Problem description: Check each line of the records for "from"; collect those that have it.

Supplied material:
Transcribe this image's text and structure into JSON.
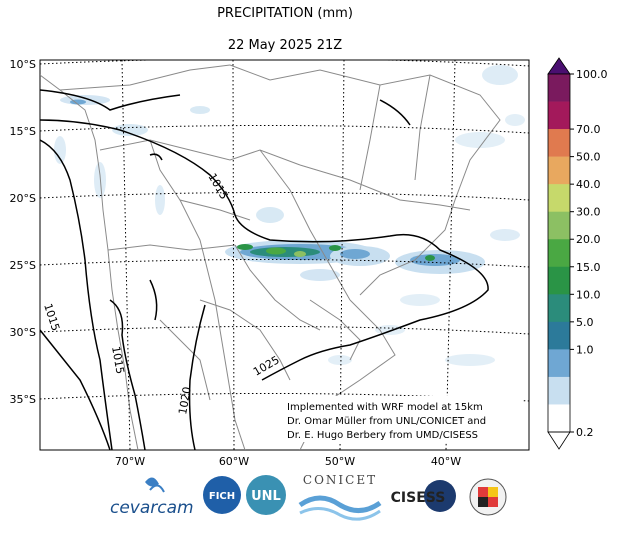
{
  "header": {
    "title": "PRECIPITATION (mm)",
    "datetime": "22 May 2025 21Z"
  },
  "map": {
    "lat_labels": [
      "10°S",
      "15°S",
      "20°S",
      "25°S",
      "30°S",
      "35°S"
    ],
    "lon_labels": [
      "70°W",
      "60°W",
      "50°W",
      "40°W"
    ],
    "isobar_labels": [
      "1015",
      "1015",
      "1015",
      "1020",
      "1025"
    ],
    "credits": [
      "Implemented with WRF model at 15km",
      "Dr. Omar Müller from UNL/CONICET and",
      "Dr. E. Hugo Berbery from UMD/CISESS"
    ]
  },
  "colorbar": {
    "levels": [
      "100.0",
      "70.0",
      "50.0",
      "40.0",
      "30.0",
      "20.0",
      "15.0",
      "10.0",
      "5.0",
      "1.0",
      "0.2"
    ],
    "colors": [
      "#7a1a5e",
      "#a3195b",
      "#e07a4f",
      "#e8a85f",
      "#c6d96b",
      "#8cc063",
      "#4aa843",
      "#2a9446",
      "#2b8c7b",
      "#2c7a9a",
      "#6fa7d3",
      "#c8dff0",
      "#ffffff"
    ]
  },
  "logos": {
    "cevarcam": "cevarcam",
    "fich": "FICH",
    "unl": "UNL",
    "conicet": "CONICET",
    "cisess": "CISESS"
  }
}
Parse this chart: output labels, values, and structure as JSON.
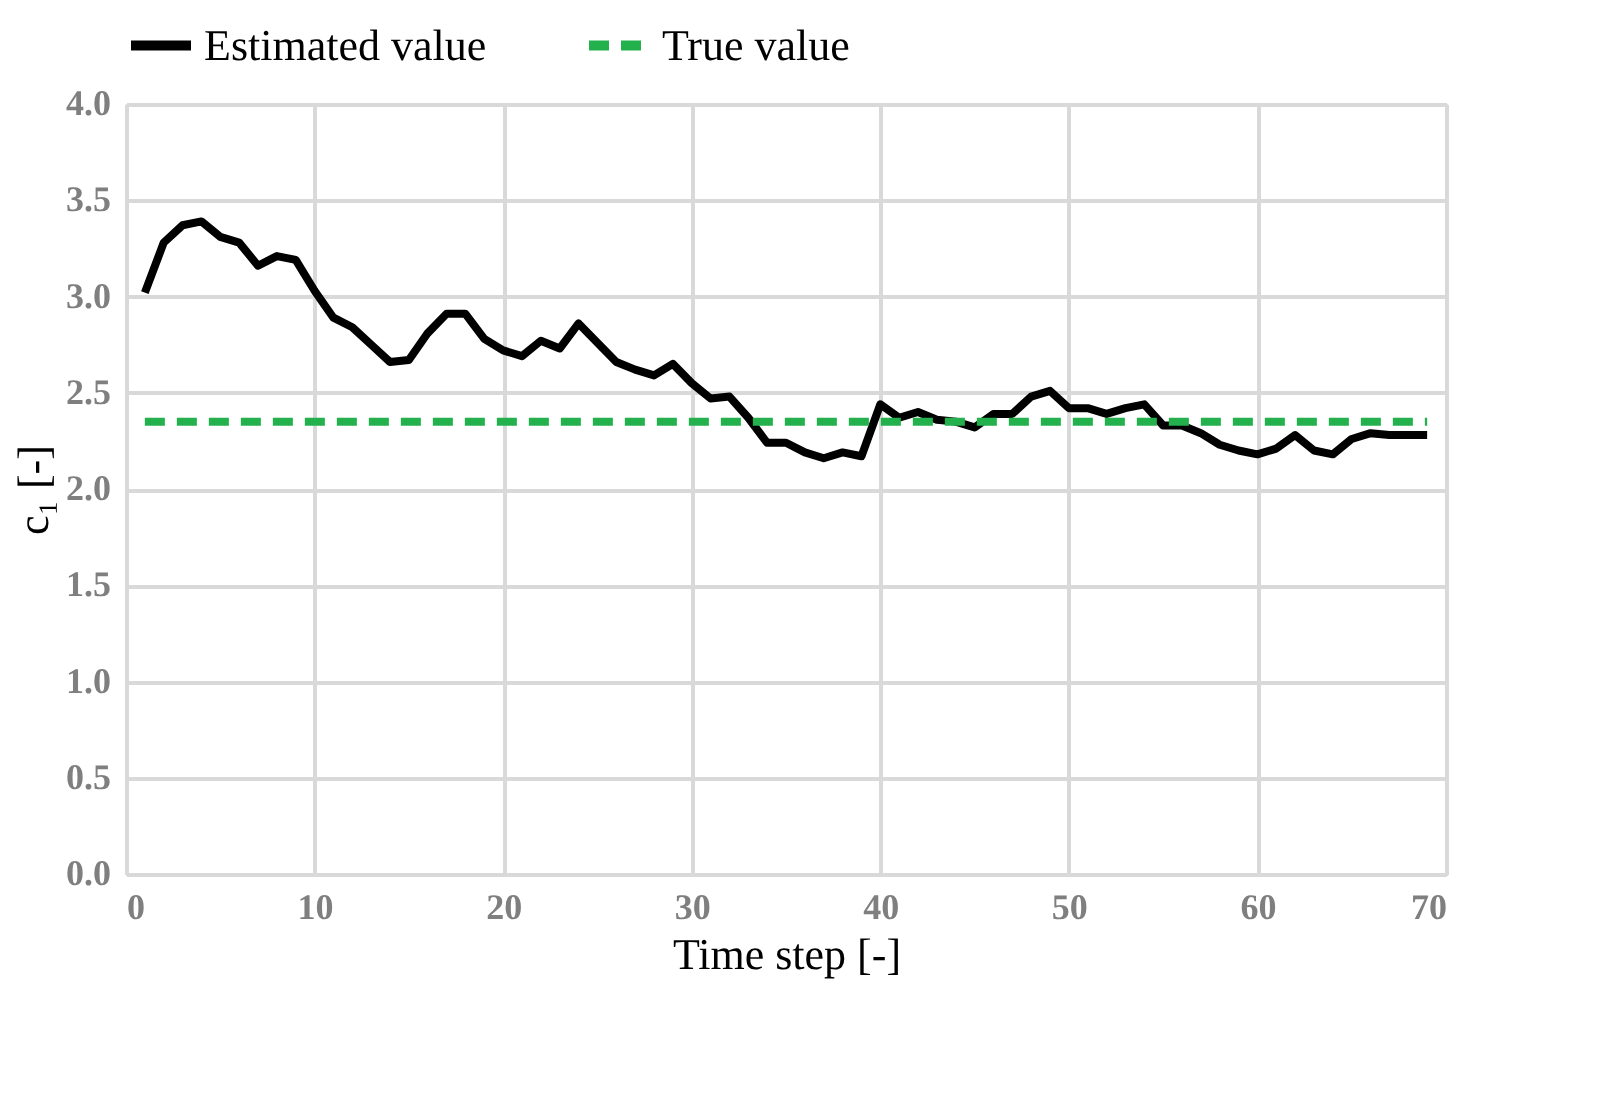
{
  "chart_data": {
    "type": "line",
    "xlabel": "Time step [-]",
    "ylabel": "c₁ [-]",
    "xlim": [
      0,
      70
    ],
    "xticks": [
      0,
      10,
      20,
      30,
      40,
      50,
      60,
      70
    ],
    "ylim": [
      0,
      4
    ],
    "yticks": [
      {
        "value": 0,
        "label": "0.0"
      },
      {
        "value": 0.5,
        "label": "0.5"
      },
      {
        "value": 1,
        "label": "1.0"
      },
      {
        "value": 1.5,
        "label": "1.5"
      },
      {
        "value": 2,
        "label": "2.0"
      },
      {
        "value": 2.5,
        "label": "2.5"
      },
      {
        "value": 3,
        "label": "3.0"
      },
      {
        "value": 3.5,
        "label": "3.5"
      },
      {
        "value": 4,
        "label": "4.0"
      }
    ],
    "grid": true,
    "legend": "top",
    "marker": "none",
    "series": [
      {
        "name": "Estimated value",
        "color": "#000000",
        "line_style": "solid",
        "x": [
          1,
          2,
          3,
          4,
          5,
          6,
          7,
          8,
          9,
          10,
          11,
          12,
          13,
          14,
          15,
          16,
          17,
          18,
          19,
          20,
          21,
          22,
          23,
          24,
          25,
          26,
          27,
          28,
          29,
          30,
          31,
          32,
          33,
          34,
          35,
          36,
          37,
          38,
          39,
          40,
          41,
          42,
          43,
          44,
          45,
          46,
          47,
          48,
          49,
          50,
          51,
          52,
          53,
          54,
          55,
          56,
          57,
          58,
          59,
          60,
          61,
          62,
          63,
          64,
          65,
          66,
          67,
          68,
          69
        ],
        "values": [
          3.02,
          3.28,
          3.37,
          3.39,
          3.31,
          3.28,
          3.16,
          3.21,
          3.19,
          3.03,
          2.89,
          2.84,
          2.75,
          2.66,
          2.67,
          2.81,
          2.91,
          2.91,
          2.78,
          2.72,
          2.69,
          2.77,
          2.73,
          2.86,
          2.76,
          2.66,
          2.62,
          2.59,
          2.65,
          2.55,
          2.47,
          2.48,
          2.37,
          2.24,
          2.24,
          2.19,
          2.16,
          2.19,
          2.17,
          2.44,
          2.37,
          2.4,
          2.36,
          2.35,
          2.32,
          2.39,
          2.39,
          2.48,
          2.51,
          2.42,
          2.42,
          2.39,
          2.42,
          2.44,
          2.33,
          2.33,
          2.29,
          2.23,
          2.2,
          2.18,
          2.21,
          2.28,
          2.2,
          2.18,
          2.26,
          2.29,
          2.28,
          2.28,
          2.28
        ]
      },
      {
        "name": "True value",
        "color": "#22b14c",
        "line_style": "dashed",
        "x": [
          1,
          69
        ],
        "values": [
          2.35,
          2.35
        ]
      }
    ]
  }
}
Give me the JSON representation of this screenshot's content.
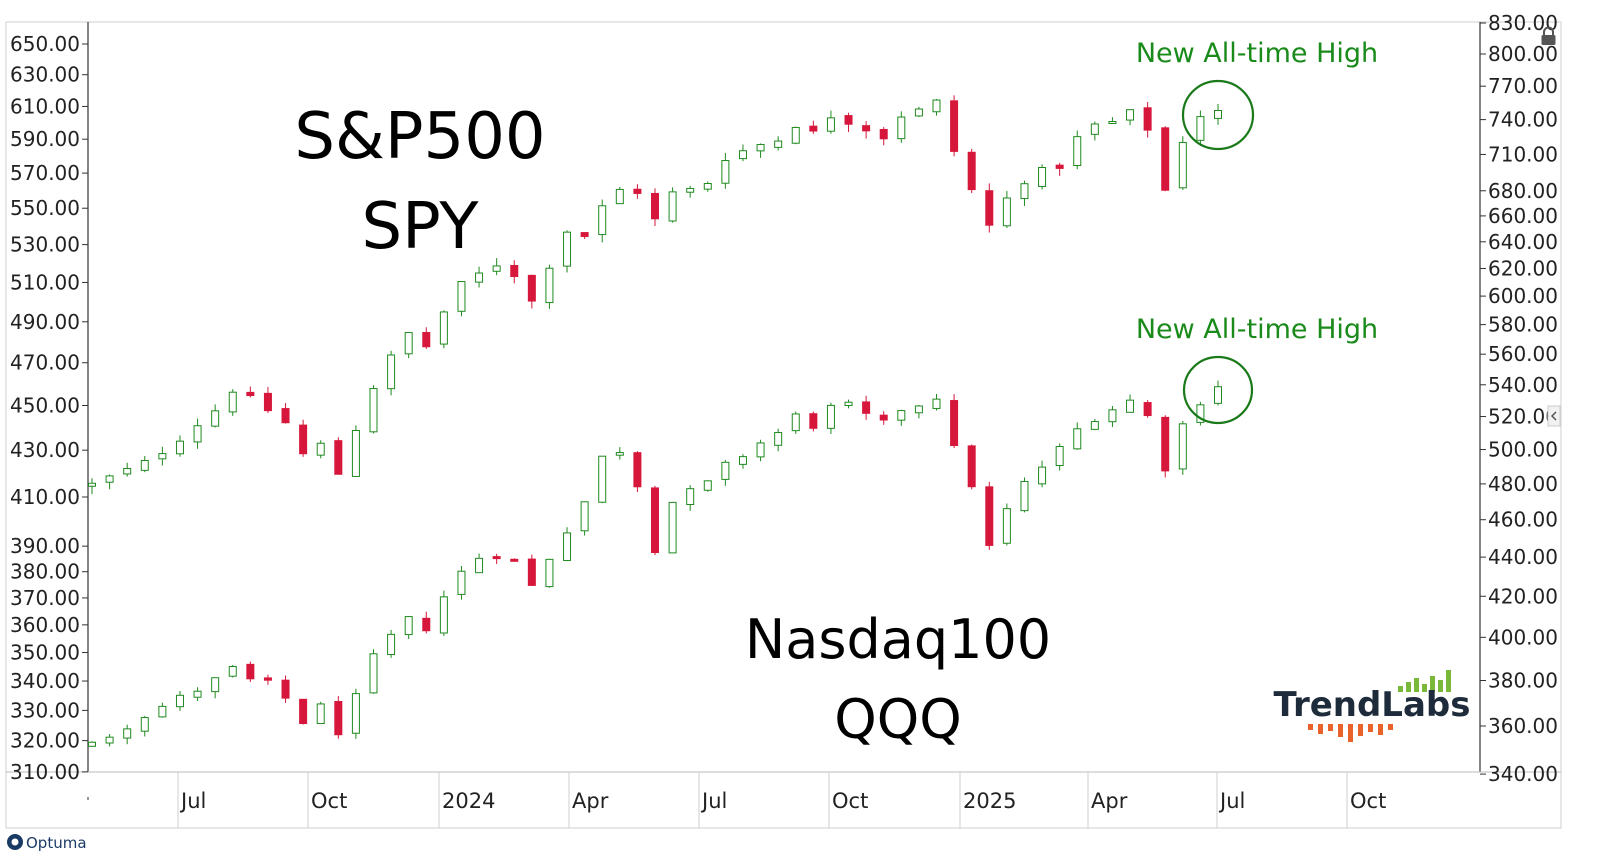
{
  "chart_data": {
    "type": "candlestick",
    "x_ticks": [
      "Jul",
      "Oct",
      "2024",
      "Apr",
      "Jul",
      "Oct",
      "2025",
      "Apr",
      "Jul",
      "Oct"
    ],
    "left_axis_ticks": [
      "650.00",
      "630.00",
      "610.00",
      "590.00",
      "570.00",
      "550.00",
      "530.00",
      "510.00",
      "490.00",
      "470.00",
      "450.00",
      "430.00",
      "410.00",
      "390.00",
      "380.00",
      "370.00",
      "360.00",
      "350.00",
      "340.00",
      "330.00",
      "320.00",
      "310.00"
    ],
    "right_axis_ticks": [
      "830.00",
      "800.00",
      "770.00",
      "740.00",
      "710.00",
      "680.00",
      "660.00",
      "640.00",
      "620.00",
      "600.00",
      "580.00",
      "560.00",
      "540.00",
      "520.00",
      "500.00",
      "480.00",
      "460.00",
      "440.00",
      "420.00",
      "400.00",
      "380.00",
      "360.00",
      "340.00"
    ],
    "scale": "log",
    "grid": false,
    "series": [
      {
        "ticker": "SPY",
        "label_lines": [
          "S&P500",
          "SPY"
        ],
        "annotation": "New All-time High",
        "closes": [
          [
            0,
            415
          ],
          [
            3,
            424
          ],
          [
            5,
            436
          ],
          [
            7,
            448
          ],
          [
            8,
            458
          ],
          [
            9,
            452
          ],
          [
            10,
            448
          ],
          [
            11,
            442
          ],
          [
            12,
            428
          ],
          [
            13,
            432
          ],
          [
            14,
            420
          ],
          [
            15,
            440
          ],
          [
            16,
            459
          ],
          [
            17,
            472
          ],
          [
            18,
            484
          ],
          [
            19,
            478
          ],
          [
            20,
            495
          ],
          [
            21,
            508
          ],
          [
            22,
            514
          ],
          [
            23,
            520
          ],
          [
            24,
            515
          ],
          [
            25,
            500
          ],
          [
            26,
            520
          ],
          [
            27,
            538
          ],
          [
            28,
            535
          ],
          [
            29,
            550
          ],
          [
            30,
            560
          ],
          [
            31,
            560
          ],
          [
            32,
            543
          ],
          [
            33,
            558
          ],
          [
            34,
            560
          ],
          [
            35,
            565
          ],
          [
            36,
            580
          ],
          [
            37,
            583
          ],
          [
            38,
            587
          ],
          [
            39,
            590
          ],
          [
            40,
            600
          ],
          [
            41,
            593
          ],
          [
            42,
            605
          ],
          [
            43,
            602
          ],
          [
            44,
            597
          ],
          [
            45,
            592
          ],
          [
            46,
            605
          ],
          [
            47,
            607
          ],
          [
            48,
            612
          ],
          [
            49,
            583
          ],
          [
            50,
            560
          ],
          [
            51,
            540
          ],
          [
            52,
            555
          ],
          [
            53,
            567
          ],
          [
            54,
            570
          ],
          [
            55,
            575
          ],
          [
            56,
            590
          ],
          [
            57,
            598
          ],
          [
            58,
            600
          ],
          [
            59,
            605
          ],
          [
            60,
            597
          ],
          [
            61,
            560
          ],
          [
            62,
            590
          ],
          [
            63,
            605
          ],
          [
            64,
            606
          ]
        ]
      },
      {
        "ticker": "QQQ",
        "label_lines": [
          "Nasdaq100",
          "QQQ"
        ],
        "annotation": "New All-time High",
        "closes": [
          [
            0,
            352
          ],
          [
            3,
            365
          ],
          [
            5,
            372
          ],
          [
            7,
            380
          ],
          [
            8,
            385
          ],
          [
            9,
            380
          ],
          [
            10,
            378
          ],
          [
            11,
            372
          ],
          [
            12,
            362
          ],
          [
            13,
            368
          ],
          [
            14,
            358
          ],
          [
            15,
            372
          ],
          [
            16,
            390
          ],
          [
            17,
            400
          ],
          [
            18,
            408
          ],
          [
            19,
            405
          ],
          [
            20,
            420
          ],
          [
            21,
            432
          ],
          [
            22,
            440
          ],
          [
            23,
            442
          ],
          [
            24,
            438
          ],
          [
            25,
            425
          ],
          [
            26,
            440
          ],
          [
            27,
            455
          ],
          [
            28,
            470
          ],
          [
            29,
            495
          ],
          [
            30,
            500
          ],
          [
            31,
            480
          ],
          [
            32,
            445
          ],
          [
            33,
            470
          ],
          [
            34,
            475
          ],
          [
            35,
            480
          ],
          [
            36,
            490
          ],
          [
            37,
            497
          ],
          [
            38,
            504
          ],
          [
            39,
            510
          ],
          [
            40,
            520
          ],
          [
            41,
            515
          ],
          [
            42,
            525
          ],
          [
            43,
            526
          ],
          [
            44,
            520
          ],
          [
            45,
            515
          ],
          [
            46,
            525
          ],
          [
            47,
            528
          ],
          [
            48,
            533
          ],
          [
            49,
            500
          ],
          [
            50,
            480
          ],
          [
            51,
            445
          ],
          [
            52,
            465
          ],
          [
            53,
            480
          ],
          [
            54,
            490
          ],
          [
            55,
            500
          ],
          [
            56,
            512
          ],
          [
            57,
            520
          ],
          [
            58,
            525
          ],
          [
            59,
            530
          ],
          [
            60,
            520
          ],
          [
            61,
            490
          ],
          [
            62,
            515
          ],
          [
            63,
            530
          ],
          [
            64,
            540
          ]
        ]
      }
    ]
  },
  "logo": {
    "name": "TrendLabs"
  },
  "brand": {
    "name": "Optuma"
  },
  "icons": {
    "lock": "lock-icon",
    "collapse": "chevron-left-icon"
  },
  "colors": {
    "up": "#1f8a1f",
    "down": "#d6163a",
    "annotation": "#1a8a1a",
    "axis": "#333333"
  }
}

Answer to this task:
      "Dr. Omar Müller from UNL/CONICET and",
      "Dr. E. Hugo Berbery from UMD/CISESS"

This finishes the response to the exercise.